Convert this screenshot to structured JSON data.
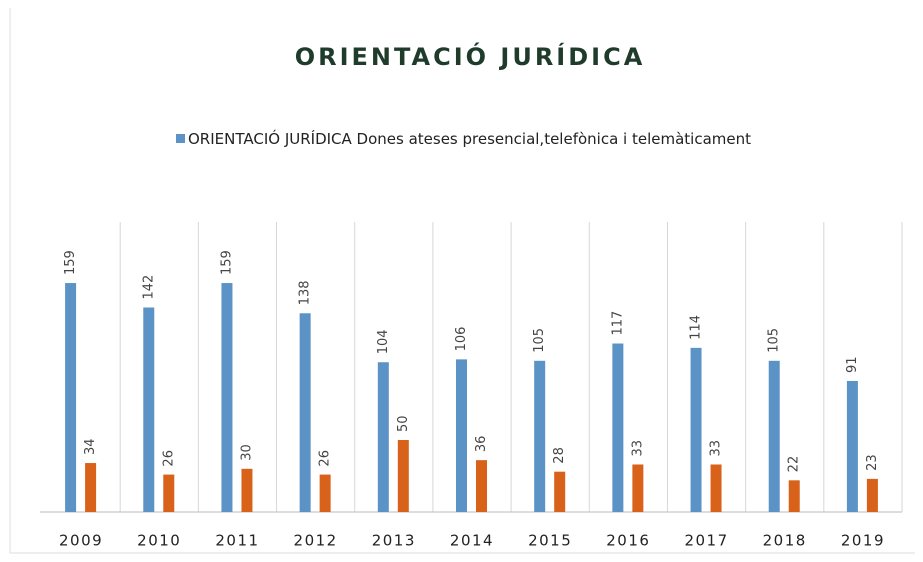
{
  "chart_data": {
    "type": "bar",
    "title": "ORIENTACIÓ JURÍDICA",
    "categories": [
      "2009",
      "2010",
      "2011",
      "2012",
      "2013",
      "2014",
      "2015",
      "2016",
      "2017",
      "2018",
      "2019"
    ],
    "series": [
      {
        "name": "ORIENTACIÓ JURÍDICA Dones ateses presencial,telefònica i telemàticament",
        "color": "#5b93c7",
        "values": [
          159,
          142,
          159,
          138,
          104,
          106,
          105,
          117,
          114,
          105,
          91
        ]
      },
      {
        "color": "#d9621b",
        "values": [
          34,
          26,
          30,
          26,
          50,
          36,
          28,
          33,
          33,
          22,
          23
        ]
      }
    ],
    "ylim": [
      0,
      200
    ]
  }
}
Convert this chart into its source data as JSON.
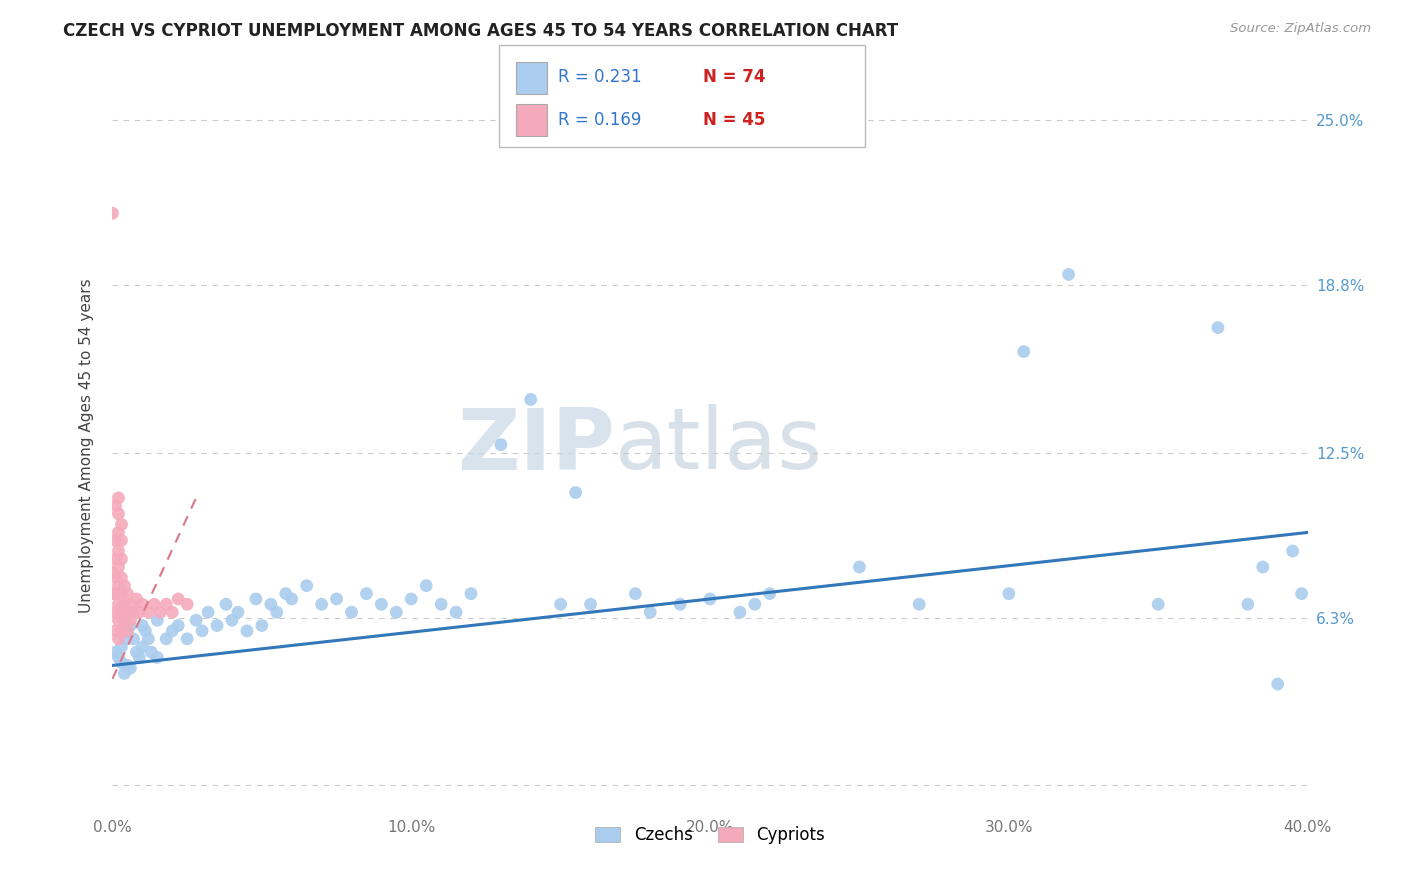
{
  "title": "CZECH VS CYPRIOT UNEMPLOYMENT AMONG AGES 45 TO 54 YEARS CORRELATION CHART",
  "source": "Source: ZipAtlas.com",
  "ylabel": "Unemployment Among Ages 45 to 54 years",
  "xlim": [
    0.0,
    0.4
  ],
  "ylim": [
    -0.01,
    0.265
  ],
  "xtick_vals": [
    0.0,
    0.1,
    0.2,
    0.3,
    0.4
  ],
  "xticklabels": [
    "0.0%",
    "10.0%",
    "20.0%",
    "30.0%",
    "40.0%"
  ],
  "ytick_vals": [
    0.0,
    0.063,
    0.125,
    0.188,
    0.25
  ],
  "yticklabels": [
    "",
    "6.3%",
    "12.5%",
    "18.8%",
    "25.0%"
  ],
  "czech_R": 0.231,
  "czech_N": 74,
  "cypriot_R": 0.169,
  "cypriot_N": 45,
  "czech_color": "#aaccee",
  "cypriot_color": "#f5aabb",
  "czech_line_color": "#3377bb",
  "cypriot_line_color": "#dd7788",
  "legend_R_color": "#3377cc",
  "legend_N_color": "#cc2222",
  "watermark_zip": "ZIP",
  "watermark_atlas": "atlas",
  "background_color": "#ffffff",
  "grid_color": "#cccccc",
  "czech_x": [
    0.001,
    0.002,
    0.003,
    0.003,
    0.004,
    0.004,
    0.005,
    0.005,
    0.006,
    0.006,
    0.007,
    0.008,
    0.009,
    0.01,
    0.01,
    0.011,
    0.012,
    0.013,
    0.015,
    0.015,
    0.018,
    0.02,
    0.022,
    0.025,
    0.028,
    0.03,
    0.032,
    0.035,
    0.038,
    0.04,
    0.042,
    0.045,
    0.048,
    0.05,
    0.053,
    0.055,
    0.058,
    0.06,
    0.065,
    0.07,
    0.075,
    0.08,
    0.085,
    0.09,
    0.095,
    0.1,
    0.105,
    0.11,
    0.115,
    0.12,
    0.13,
    0.14,
    0.15,
    0.155,
    0.16,
    0.175,
    0.18,
    0.19,
    0.2,
    0.21,
    0.215,
    0.22,
    0.25,
    0.27,
    0.3,
    0.305,
    0.32,
    0.35,
    0.37,
    0.38,
    0.385,
    0.39,
    0.395,
    0.398
  ],
  "czech_y": [
    0.05,
    0.048,
    0.052,
    0.046,
    0.055,
    0.042,
    0.058,
    0.045,
    0.06,
    0.044,
    0.055,
    0.05,
    0.048,
    0.052,
    0.06,
    0.058,
    0.055,
    0.05,
    0.062,
    0.048,
    0.055,
    0.058,
    0.06,
    0.055,
    0.062,
    0.058,
    0.065,
    0.06,
    0.068,
    0.062,
    0.065,
    0.058,
    0.07,
    0.06,
    0.068,
    0.065,
    0.072,
    0.07,
    0.075,
    0.068,
    0.07,
    0.065,
    0.072,
    0.068,
    0.065,
    0.07,
    0.075,
    0.068,
    0.065,
    0.072,
    0.128,
    0.145,
    0.068,
    0.11,
    0.068,
    0.072,
    0.065,
    0.068,
    0.07,
    0.065,
    0.068,
    0.072,
    0.082,
    0.068,
    0.072,
    0.163,
    0.192,
    0.068,
    0.172,
    0.068,
    0.082,
    0.038,
    0.088,
    0.072
  ],
  "cypriot_x": [
    0.0,
    0.0,
    0.0,
    0.001,
    0.001,
    0.001,
    0.001,
    0.001,
    0.001,
    0.001,
    0.002,
    0.002,
    0.002,
    0.002,
    0.002,
    0.002,
    0.002,
    0.002,
    0.002,
    0.003,
    0.003,
    0.003,
    0.003,
    0.003,
    0.003,
    0.003,
    0.004,
    0.004,
    0.004,
    0.005,
    0.005,
    0.005,
    0.006,
    0.006,
    0.007,
    0.008,
    0.009,
    0.01,
    0.012,
    0.014,
    0.016,
    0.018,
    0.02,
    0.022,
    0.025
  ],
  "cypriot_y": [
    0.072,
    0.08,
    0.215,
    0.058,
    0.065,
    0.072,
    0.078,
    0.085,
    0.092,
    0.105,
    0.055,
    0.062,
    0.068,
    0.075,
    0.082,
    0.088,
    0.095,
    0.102,
    0.108,
    0.058,
    0.065,
    0.072,
    0.078,
    0.085,
    0.092,
    0.098,
    0.062,
    0.068,
    0.075,
    0.058,
    0.065,
    0.072,
    0.062,
    0.068,
    0.065,
    0.07,
    0.065,
    0.068,
    0.065,
    0.068,
    0.065,
    0.068,
    0.065,
    0.07,
    0.068
  ],
  "czech_line_x": [
    0.0,
    0.4
  ],
  "czech_line_y": [
    0.045,
    0.095
  ],
  "cypriot_line_x": [
    0.0,
    0.028
  ],
  "cypriot_line_y": [
    0.04,
    0.108
  ]
}
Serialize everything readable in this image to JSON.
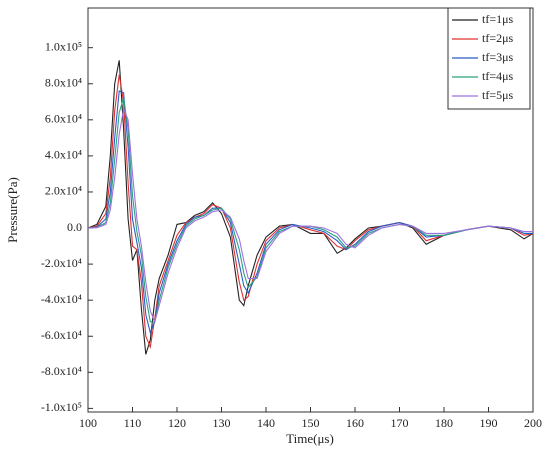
{
  "chart_data": {
    "type": "line",
    "xlabel": "Time(μs)",
    "ylabel": "Pressure(Pa)",
    "x": [
      100,
      102,
      104,
      105,
      106,
      107,
      108,
      109,
      110,
      111,
      112,
      113,
      114,
      115,
      116,
      118,
      120,
      122,
      124,
      126,
      128,
      130,
      132,
      134,
      135,
      136,
      138,
      140,
      143,
      146,
      150,
      153,
      156,
      158,
      160,
      163,
      166,
      170,
      173,
      176,
      180,
      185,
      190,
      195,
      198,
      200
    ],
    "series": [
      {
        "name": "tf=1μs",
        "color": "#222222",
        "values": [
          0,
          2000,
          12000,
          40000,
          80000,
          93000,
          55000,
          5000,
          -18000,
          -12000,
          -45000,
          -70000,
          -62000,
          -40000,
          -28000,
          -15000,
          2000,
          3000,
          7000,
          9000,
          14000,
          8000,
          -5000,
          -40000,
          -43000,
          -32000,
          -15000,
          -5000,
          1000,
          2000,
          -3000,
          -3000,
          -14000,
          -11000,
          -6000,
          0,
          1000,
          3000,
          0,
          -9000,
          -4000,
          -1000,
          1000,
          -1000,
          -6000,
          -3000
        ]
      },
      {
        "name": "tf=2μs",
        "color": "#e03030",
        "values": [
          0,
          1000,
          8000,
          28000,
          65000,
          85000,
          70000,
          25000,
          -10000,
          -12000,
          -30000,
          -60000,
          -66000,
          -50000,
          -32000,
          -18000,
          -4000,
          3000,
          6000,
          8000,
          13000,
          11000,
          0,
          -30000,
          -40000,
          -38000,
          -20000,
          -7000,
          0,
          2000,
          -1000,
          -3000,
          -10000,
          -12000,
          -7000,
          -1000,
          1000,
          3000,
          1000,
          -7000,
          -4000,
          -1000,
          1000,
          0,
          -4000,
          -3000
        ]
      },
      {
        "name": "tf=3μs",
        "color": "#2a5cc8",
        "values": [
          0,
          500,
          5000,
          20000,
          50000,
          76000,
          75000,
          45000,
          5000,
          -8000,
          -22000,
          -48000,
          -58000,
          -52000,
          -36000,
          -20000,
          -7000,
          2000,
          6000,
          7000,
          11000,
          11000,
          3000,
          -20000,
          -32000,
          -36000,
          -25000,
          -9000,
          -1000,
          2000,
          0,
          -2000,
          -7000,
          -12000,
          -9000,
          -2000,
          1000,
          3000,
          1000,
          -5000,
          -4000,
          -1000,
          1000,
          0,
          -3000,
          -3000
        ]
      },
      {
        "name": "tf=4μs",
        "color": "#2aa080",
        "values": [
          0,
          300,
          3000,
          14000,
          38000,
          64000,
          72000,
          55000,
          18000,
          -2000,
          -15000,
          -38000,
          -52000,
          -52000,
          -40000,
          -22000,
          -9000,
          1000,
          5000,
          7000,
          10000,
          11000,
          5000,
          -12000,
          -25000,
          -33000,
          -27000,
          -11000,
          -2000,
          1000,
          1000,
          -1000,
          -5000,
          -11000,
          -10000,
          -3000,
          0,
          2000,
          1000,
          -4000,
          -4000,
          -1000,
          1000,
          0,
          -2000,
          -2000
        ]
      },
      {
        "name": "tf=5μs",
        "color": "#a070e0",
        "values": [
          0,
          200,
          2000,
          10000,
          28000,
          52000,
          66000,
          60000,
          30000,
          5000,
          -10000,
          -30000,
          -46000,
          -52000,
          -43000,
          -25000,
          -11000,
          0,
          4000,
          6000,
          9000,
          10000,
          6000,
          -6000,
          -18000,
          -28000,
          -28000,
          -13000,
          -3000,
          1000,
          1000,
          0,
          -3000,
          -9000,
          -11000,
          -4000,
          0,
          2000,
          1000,
          -3000,
          -3000,
          -1000,
          1000,
          0,
          -2000,
          -2000
        ]
      }
    ],
    "xlim": [
      100,
      200
    ],
    "xticks": [
      100,
      110,
      120,
      130,
      140,
      150,
      160,
      170,
      180,
      190,
      200
    ],
    "ylim": [
      -102000,
      122000
    ],
    "yticks": [
      {
        "value": -100000,
        "label": "-1.0x10⁵"
      },
      {
        "value": -80000,
        "label": "-8.0x10⁴"
      },
      {
        "value": -60000,
        "label": "-6.0x10⁴"
      },
      {
        "value": -40000,
        "label": "-4.0x10⁴"
      },
      {
        "value": -20000,
        "label": "-2.0x10⁴"
      },
      {
        "value": 0,
        "label": "0.0"
      },
      {
        "value": 20000,
        "label": "2.0x10⁴"
      },
      {
        "value": 40000,
        "label": "4.0x10⁴"
      },
      {
        "value": 60000,
        "label": "6.0x10⁴"
      },
      {
        "value": 80000,
        "label": "8.0x10⁴"
      },
      {
        "value": 100000,
        "label": "1.0x10⁵"
      }
    ],
    "legend": "upper right",
    "grid": false
  }
}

- - - - - - -

§ Work instructions: Pull out the lines above in which the word "source" appears.

§ Solution to the problem:
Convert this chart into its source data as JSON.
  "source": "Source: ZipAtlas.com",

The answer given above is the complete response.